> Source material:
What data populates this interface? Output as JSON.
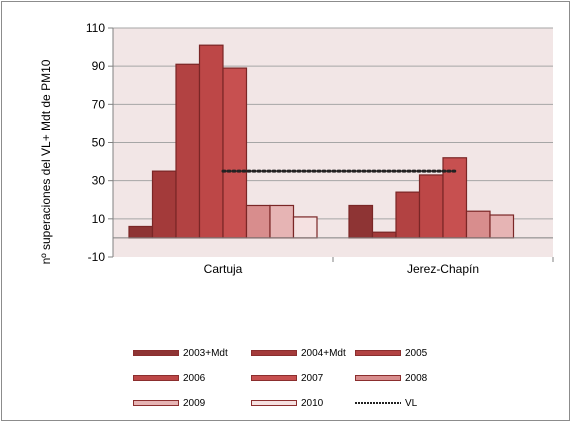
{
  "chart_data": {
    "type": "bar",
    "title": "",
    "ylabel": "nº superaciones del VL+ Mdt  de PM10",
    "xlabel": "",
    "ylim": [
      -10,
      110
    ],
    "yticks": [
      -10,
      10,
      30,
      50,
      70,
      90,
      110
    ],
    "categories": [
      "Cartuja",
      "Jerez-Chapín"
    ],
    "series": [
      {
        "name": "2003+Mdt",
        "values": [
          6,
          17
        ],
        "color": "#8e3434"
      },
      {
        "name": "2004+Mdt",
        "values": [
          35,
          3
        ],
        "color": "#a33a3a"
      },
      {
        "name": "2005",
        "values": [
          91,
          24
        ],
        "color": "#b24242"
      },
      {
        "name": "2006",
        "values": [
          101,
          33
        ],
        "color": "#bd4747"
      },
      {
        "name": "2007",
        "values": [
          89,
          42
        ],
        "color": "#c75050"
      },
      {
        "name": "2008",
        "values": [
          17,
          14
        ],
        "color": "#d88d8d"
      },
      {
        "name": "2009",
        "values": [
          17,
          12
        ],
        "color": "#e6b4b4"
      },
      {
        "name": "2010",
        "values": [
          11,
          null
        ],
        "color": "#f5e1e1"
      }
    ],
    "reference_line": {
      "name": "VL",
      "value": 35,
      "style": "dotted"
    },
    "grid": true,
    "legend_position": "bottom",
    "plot_background": "#f2e6e6"
  }
}
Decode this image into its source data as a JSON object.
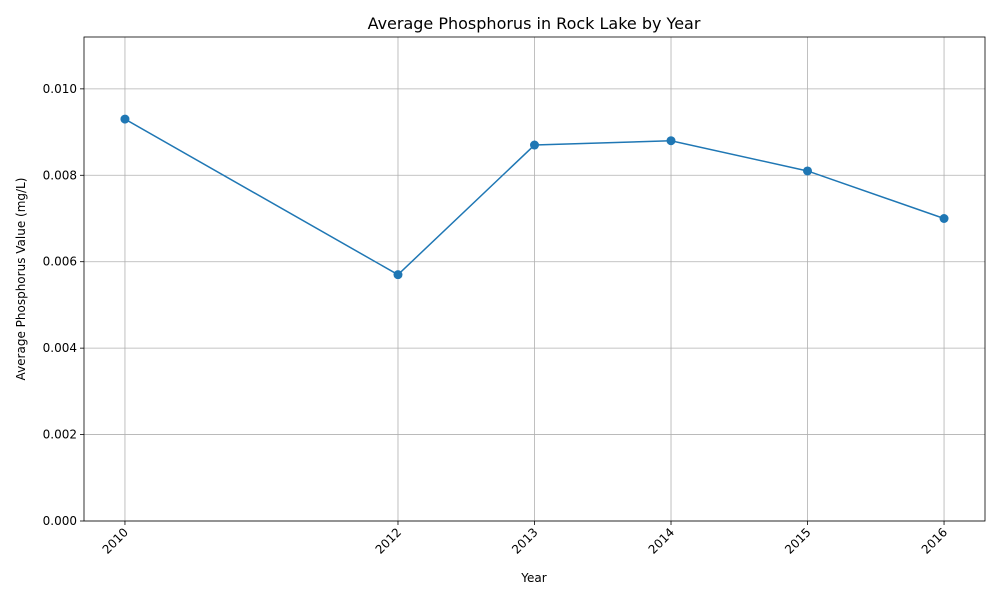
{
  "chart_data": {
    "type": "line",
    "title": "Average Phosphorus in Rock Lake by Year",
    "xlabel": "Year",
    "ylabel": "Average Phosphorus Value (mg/L)",
    "x": [
      2010,
      2012,
      2013,
      2014,
      2015,
      2016
    ],
    "x_tick_labels": [
      "2010",
      "2012",
      "2013",
      "2014",
      "2015",
      "2016"
    ],
    "xlim": [
      2009.7,
      2016.3
    ],
    "ylim": [
      0,
      0.0112
    ],
    "y_ticks": [
      0,
      0.002,
      0.004,
      0.006,
      0.008,
      0.01
    ],
    "y_tick_labels": [
      "0.000",
      "0.002",
      "0.004",
      "0.006",
      "0.008",
      "0.010"
    ],
    "grid": true,
    "legend": "none",
    "series": [
      {
        "color": "#1f77b4",
        "marker": "circle",
        "values": [
          0.0093,
          0.0057,
          0.0087,
          0.0088,
          0.0081,
          0.007
        ]
      }
    ]
  }
}
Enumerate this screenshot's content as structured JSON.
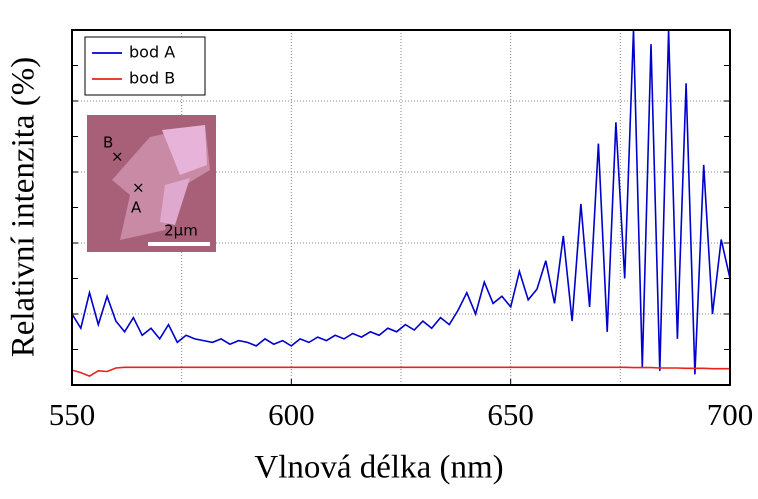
{
  "chart_data": {
    "type": "line",
    "x_label": "Vlnová délka (nm)",
    "y_label": "Relativní intenzita (%)",
    "x": [
      550,
      552,
      554,
      556,
      558,
      560,
      562,
      564,
      566,
      568,
      570,
      572,
      574,
      576,
      578,
      580,
      582,
      584,
      586,
      588,
      590,
      592,
      594,
      596,
      598,
      600,
      602,
      604,
      606,
      608,
      610,
      612,
      614,
      616,
      618,
      620,
      622,
      624,
      626,
      628,
      630,
      632,
      634,
      636,
      638,
      640,
      642,
      644,
      646,
      648,
      650,
      652,
      654,
      656,
      658,
      660,
      662,
      664,
      666,
      668,
      670,
      672,
      674,
      676,
      678,
      680,
      682,
      684,
      686,
      688,
      690,
      692,
      694,
      696,
      698,
      700
    ],
    "series": [
      {
        "name": "bod A",
        "color": "#0000cc",
        "values": [
          2.0,
          1.6,
          2.6,
          1.7,
          2.5,
          1.8,
          1.5,
          1.9,
          1.4,
          1.6,
          1.3,
          1.7,
          1.2,
          1.4,
          1.3,
          1.25,
          1.2,
          1.3,
          1.15,
          1.25,
          1.2,
          1.1,
          1.3,
          1.15,
          1.25,
          1.1,
          1.3,
          1.2,
          1.35,
          1.25,
          1.4,
          1.3,
          1.45,
          1.35,
          1.5,
          1.4,
          1.6,
          1.5,
          1.7,
          1.55,
          1.8,
          1.6,
          1.9,
          1.7,
          2.1,
          2.6,
          2.0,
          2.9,
          2.3,
          2.5,
          2.2,
          3.2,
          2.4,
          2.7,
          3.5,
          2.3,
          4.2,
          1.8,
          5.1,
          2.2,
          6.8,
          1.5,
          7.4,
          3.0,
          10,
          0.5,
          9.6,
          0.4,
          10,
          1.3,
          8.5,
          0.3,
          6.2,
          2.0,
          4.1,
          3.0
        ]
      },
      {
        "name": "bod B",
        "color": "#e8221c",
        "values": [
          0.42,
          0.35,
          0.25,
          0.4,
          0.38,
          0.48,
          0.5,
          0.5,
          0.5,
          0.5,
          0.5,
          0.5,
          0.5,
          0.5,
          0.5,
          0.5,
          0.5,
          0.5,
          0.5,
          0.5,
          0.5,
          0.5,
          0.5,
          0.5,
          0.5,
          0.5,
          0.5,
          0.5,
          0.5,
          0.5,
          0.5,
          0.5,
          0.5,
          0.5,
          0.5,
          0.5,
          0.5,
          0.5,
          0.5,
          0.5,
          0.5,
          0.5,
          0.5,
          0.5,
          0.5,
          0.5,
          0.5,
          0.5,
          0.5,
          0.5,
          0.5,
          0.5,
          0.5,
          0.5,
          0.5,
          0.5,
          0.5,
          0.5,
          0.5,
          0.5,
          0.5,
          0.5,
          0.5,
          0.5,
          0.49,
          0.49,
          0.49,
          0.48,
          0.48,
          0.48,
          0.47,
          0.47,
          0.47,
          0.46,
          0.46,
          0.46
        ]
      }
    ],
    "xlim": [
      550,
      700
    ],
    "xticks": [
      550,
      600,
      650,
      700
    ],
    "xgrid": [
      575,
      600,
      625,
      650,
      675
    ],
    "ylim": [
      0,
      10
    ],
    "yticks": [
      0,
      1,
      2,
      3,
      4,
      5,
      6,
      7,
      8,
      9,
      10
    ],
    "ygrid": [
      2,
      4,
      6,
      8
    ],
    "legend": "upper left",
    "inset": {
      "labels": [
        "B",
        "A"
      ],
      "scale": "2µm"
    }
  }
}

> Given problem: Report only a number: how many lines in the material above contain the string "Average".

> Task solution: 2